What is asked
Provide the number of lines containing the word "XAUUSD", and nothing else.

Input material
# # # # # # #
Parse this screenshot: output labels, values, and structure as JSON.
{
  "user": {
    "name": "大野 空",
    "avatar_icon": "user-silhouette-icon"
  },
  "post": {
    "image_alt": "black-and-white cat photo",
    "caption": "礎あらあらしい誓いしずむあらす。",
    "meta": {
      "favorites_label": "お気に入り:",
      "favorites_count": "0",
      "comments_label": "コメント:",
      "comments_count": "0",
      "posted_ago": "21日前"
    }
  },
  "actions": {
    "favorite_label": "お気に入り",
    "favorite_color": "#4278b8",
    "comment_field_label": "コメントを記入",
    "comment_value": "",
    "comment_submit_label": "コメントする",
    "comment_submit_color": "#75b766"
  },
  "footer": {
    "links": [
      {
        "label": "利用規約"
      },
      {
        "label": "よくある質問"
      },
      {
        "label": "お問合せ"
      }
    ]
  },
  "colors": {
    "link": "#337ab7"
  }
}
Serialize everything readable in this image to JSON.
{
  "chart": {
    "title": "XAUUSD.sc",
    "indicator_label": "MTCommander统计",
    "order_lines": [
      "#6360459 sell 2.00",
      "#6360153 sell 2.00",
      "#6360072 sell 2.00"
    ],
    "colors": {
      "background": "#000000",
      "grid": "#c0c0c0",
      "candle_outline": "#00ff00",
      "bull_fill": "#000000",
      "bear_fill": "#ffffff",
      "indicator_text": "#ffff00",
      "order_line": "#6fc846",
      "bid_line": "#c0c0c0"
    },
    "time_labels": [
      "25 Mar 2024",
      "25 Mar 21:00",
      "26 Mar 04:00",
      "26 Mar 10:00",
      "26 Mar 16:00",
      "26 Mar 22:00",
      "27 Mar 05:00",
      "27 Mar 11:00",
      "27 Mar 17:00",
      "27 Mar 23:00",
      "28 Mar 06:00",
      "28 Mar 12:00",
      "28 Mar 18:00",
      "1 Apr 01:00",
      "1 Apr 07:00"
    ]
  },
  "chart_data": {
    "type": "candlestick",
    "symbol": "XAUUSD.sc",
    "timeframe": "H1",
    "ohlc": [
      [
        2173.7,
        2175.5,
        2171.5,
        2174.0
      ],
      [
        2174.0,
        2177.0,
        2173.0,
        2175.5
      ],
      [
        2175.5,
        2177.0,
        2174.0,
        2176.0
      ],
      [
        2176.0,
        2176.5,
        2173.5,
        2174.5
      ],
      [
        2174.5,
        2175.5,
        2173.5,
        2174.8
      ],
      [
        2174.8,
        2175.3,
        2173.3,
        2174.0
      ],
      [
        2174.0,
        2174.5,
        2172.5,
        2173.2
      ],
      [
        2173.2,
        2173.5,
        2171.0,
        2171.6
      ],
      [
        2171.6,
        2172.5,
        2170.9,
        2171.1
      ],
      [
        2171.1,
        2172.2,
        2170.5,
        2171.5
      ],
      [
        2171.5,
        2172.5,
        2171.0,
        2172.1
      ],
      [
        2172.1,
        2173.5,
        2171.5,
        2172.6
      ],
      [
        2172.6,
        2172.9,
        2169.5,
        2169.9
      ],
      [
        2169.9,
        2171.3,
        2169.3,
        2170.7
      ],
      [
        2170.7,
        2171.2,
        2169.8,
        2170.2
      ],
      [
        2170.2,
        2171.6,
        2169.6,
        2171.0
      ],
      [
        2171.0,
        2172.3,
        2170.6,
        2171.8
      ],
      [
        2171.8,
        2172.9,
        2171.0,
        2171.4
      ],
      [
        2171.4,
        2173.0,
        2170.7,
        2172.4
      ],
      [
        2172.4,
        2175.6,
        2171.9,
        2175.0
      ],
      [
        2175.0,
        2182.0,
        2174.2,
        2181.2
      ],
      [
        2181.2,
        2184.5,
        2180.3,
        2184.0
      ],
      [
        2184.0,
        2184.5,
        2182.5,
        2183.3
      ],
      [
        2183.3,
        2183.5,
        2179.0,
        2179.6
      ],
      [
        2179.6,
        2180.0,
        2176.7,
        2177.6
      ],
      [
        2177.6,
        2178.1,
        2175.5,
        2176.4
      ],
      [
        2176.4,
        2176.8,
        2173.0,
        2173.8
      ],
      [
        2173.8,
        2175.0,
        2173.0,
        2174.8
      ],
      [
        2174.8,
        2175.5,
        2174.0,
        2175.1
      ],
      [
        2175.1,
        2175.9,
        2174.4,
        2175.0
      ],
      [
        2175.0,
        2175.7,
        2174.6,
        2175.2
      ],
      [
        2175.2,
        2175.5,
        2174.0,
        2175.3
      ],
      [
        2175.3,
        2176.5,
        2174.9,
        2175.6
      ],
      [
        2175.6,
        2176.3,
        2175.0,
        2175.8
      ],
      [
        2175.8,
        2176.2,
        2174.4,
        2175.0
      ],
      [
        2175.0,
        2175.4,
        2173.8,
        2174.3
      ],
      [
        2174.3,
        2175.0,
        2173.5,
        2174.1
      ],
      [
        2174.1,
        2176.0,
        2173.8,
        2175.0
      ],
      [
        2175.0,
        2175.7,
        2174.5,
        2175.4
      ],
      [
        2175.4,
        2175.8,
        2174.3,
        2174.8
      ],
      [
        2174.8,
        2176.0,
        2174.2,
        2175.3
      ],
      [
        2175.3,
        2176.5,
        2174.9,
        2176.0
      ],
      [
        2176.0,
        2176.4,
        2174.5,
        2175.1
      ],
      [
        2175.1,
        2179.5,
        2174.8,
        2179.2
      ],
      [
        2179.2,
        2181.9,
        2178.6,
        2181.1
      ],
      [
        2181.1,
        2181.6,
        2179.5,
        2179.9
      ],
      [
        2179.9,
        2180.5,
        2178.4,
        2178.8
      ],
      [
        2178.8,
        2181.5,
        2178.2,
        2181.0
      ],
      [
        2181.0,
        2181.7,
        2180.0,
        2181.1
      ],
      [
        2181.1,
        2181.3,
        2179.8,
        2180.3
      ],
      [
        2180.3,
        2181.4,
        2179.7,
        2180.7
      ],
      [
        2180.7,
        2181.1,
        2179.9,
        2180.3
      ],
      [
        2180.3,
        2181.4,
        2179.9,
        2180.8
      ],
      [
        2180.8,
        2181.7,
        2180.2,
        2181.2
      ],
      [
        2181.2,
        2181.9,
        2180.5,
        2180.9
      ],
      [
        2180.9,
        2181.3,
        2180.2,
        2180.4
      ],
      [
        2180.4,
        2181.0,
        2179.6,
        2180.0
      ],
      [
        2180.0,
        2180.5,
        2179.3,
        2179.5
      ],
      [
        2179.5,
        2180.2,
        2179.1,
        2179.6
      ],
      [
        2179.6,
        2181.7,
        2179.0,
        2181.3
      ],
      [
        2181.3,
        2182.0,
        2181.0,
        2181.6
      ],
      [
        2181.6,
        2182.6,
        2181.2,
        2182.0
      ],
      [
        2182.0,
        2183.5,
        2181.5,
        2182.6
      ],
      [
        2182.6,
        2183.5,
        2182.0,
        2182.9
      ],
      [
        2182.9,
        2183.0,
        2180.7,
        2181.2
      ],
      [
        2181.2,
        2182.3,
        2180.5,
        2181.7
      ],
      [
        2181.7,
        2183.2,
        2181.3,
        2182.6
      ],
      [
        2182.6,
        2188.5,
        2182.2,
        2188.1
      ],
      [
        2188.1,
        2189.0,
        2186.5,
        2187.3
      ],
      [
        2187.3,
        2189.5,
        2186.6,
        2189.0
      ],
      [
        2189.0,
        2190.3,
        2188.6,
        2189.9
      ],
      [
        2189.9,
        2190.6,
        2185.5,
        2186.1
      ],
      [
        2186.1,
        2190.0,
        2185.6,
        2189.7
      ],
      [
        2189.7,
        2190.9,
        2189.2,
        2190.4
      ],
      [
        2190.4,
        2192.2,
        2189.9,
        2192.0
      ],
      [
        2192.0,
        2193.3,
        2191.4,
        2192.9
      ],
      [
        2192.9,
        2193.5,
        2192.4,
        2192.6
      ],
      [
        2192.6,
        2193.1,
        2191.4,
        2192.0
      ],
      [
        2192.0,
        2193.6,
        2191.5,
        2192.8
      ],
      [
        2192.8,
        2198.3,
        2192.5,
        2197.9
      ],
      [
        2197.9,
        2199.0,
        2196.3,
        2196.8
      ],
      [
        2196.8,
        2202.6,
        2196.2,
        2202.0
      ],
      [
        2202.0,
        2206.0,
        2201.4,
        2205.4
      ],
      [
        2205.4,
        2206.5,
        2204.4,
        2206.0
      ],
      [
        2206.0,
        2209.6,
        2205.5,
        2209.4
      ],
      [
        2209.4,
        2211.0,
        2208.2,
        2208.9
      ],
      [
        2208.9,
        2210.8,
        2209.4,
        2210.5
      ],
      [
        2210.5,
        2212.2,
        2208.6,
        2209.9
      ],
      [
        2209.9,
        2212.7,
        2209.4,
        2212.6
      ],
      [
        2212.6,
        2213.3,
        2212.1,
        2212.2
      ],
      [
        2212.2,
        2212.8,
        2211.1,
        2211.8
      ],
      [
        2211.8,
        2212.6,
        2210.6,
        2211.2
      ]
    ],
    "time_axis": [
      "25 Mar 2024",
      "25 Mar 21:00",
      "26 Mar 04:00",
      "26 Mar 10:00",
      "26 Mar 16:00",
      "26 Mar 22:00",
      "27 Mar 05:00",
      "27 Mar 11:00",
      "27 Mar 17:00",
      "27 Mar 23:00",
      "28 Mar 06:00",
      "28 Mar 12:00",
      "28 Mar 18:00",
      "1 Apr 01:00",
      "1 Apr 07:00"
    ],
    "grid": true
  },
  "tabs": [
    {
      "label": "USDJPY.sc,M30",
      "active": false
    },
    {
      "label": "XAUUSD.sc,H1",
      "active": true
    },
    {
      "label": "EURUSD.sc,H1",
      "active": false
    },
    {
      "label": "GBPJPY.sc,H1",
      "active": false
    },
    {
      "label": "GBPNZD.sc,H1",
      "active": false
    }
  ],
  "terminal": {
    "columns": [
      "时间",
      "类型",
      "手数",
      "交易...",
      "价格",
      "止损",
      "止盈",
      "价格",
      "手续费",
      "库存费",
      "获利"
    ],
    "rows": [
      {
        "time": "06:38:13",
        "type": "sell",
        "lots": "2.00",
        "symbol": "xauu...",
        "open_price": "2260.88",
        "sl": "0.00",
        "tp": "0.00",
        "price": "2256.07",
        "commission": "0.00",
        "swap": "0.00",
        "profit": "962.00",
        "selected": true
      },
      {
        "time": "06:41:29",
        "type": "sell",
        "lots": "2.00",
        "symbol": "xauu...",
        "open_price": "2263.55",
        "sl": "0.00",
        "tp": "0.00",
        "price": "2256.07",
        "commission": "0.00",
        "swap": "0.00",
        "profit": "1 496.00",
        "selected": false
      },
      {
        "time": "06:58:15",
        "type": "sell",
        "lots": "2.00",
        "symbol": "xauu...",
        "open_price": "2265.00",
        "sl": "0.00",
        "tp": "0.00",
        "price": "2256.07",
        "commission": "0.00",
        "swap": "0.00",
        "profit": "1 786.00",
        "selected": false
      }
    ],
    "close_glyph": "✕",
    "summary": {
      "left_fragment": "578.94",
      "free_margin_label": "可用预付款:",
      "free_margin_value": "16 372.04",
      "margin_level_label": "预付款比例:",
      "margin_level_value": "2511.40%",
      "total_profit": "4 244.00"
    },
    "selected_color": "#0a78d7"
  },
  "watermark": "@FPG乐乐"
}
# # # # # # #
Task solution
3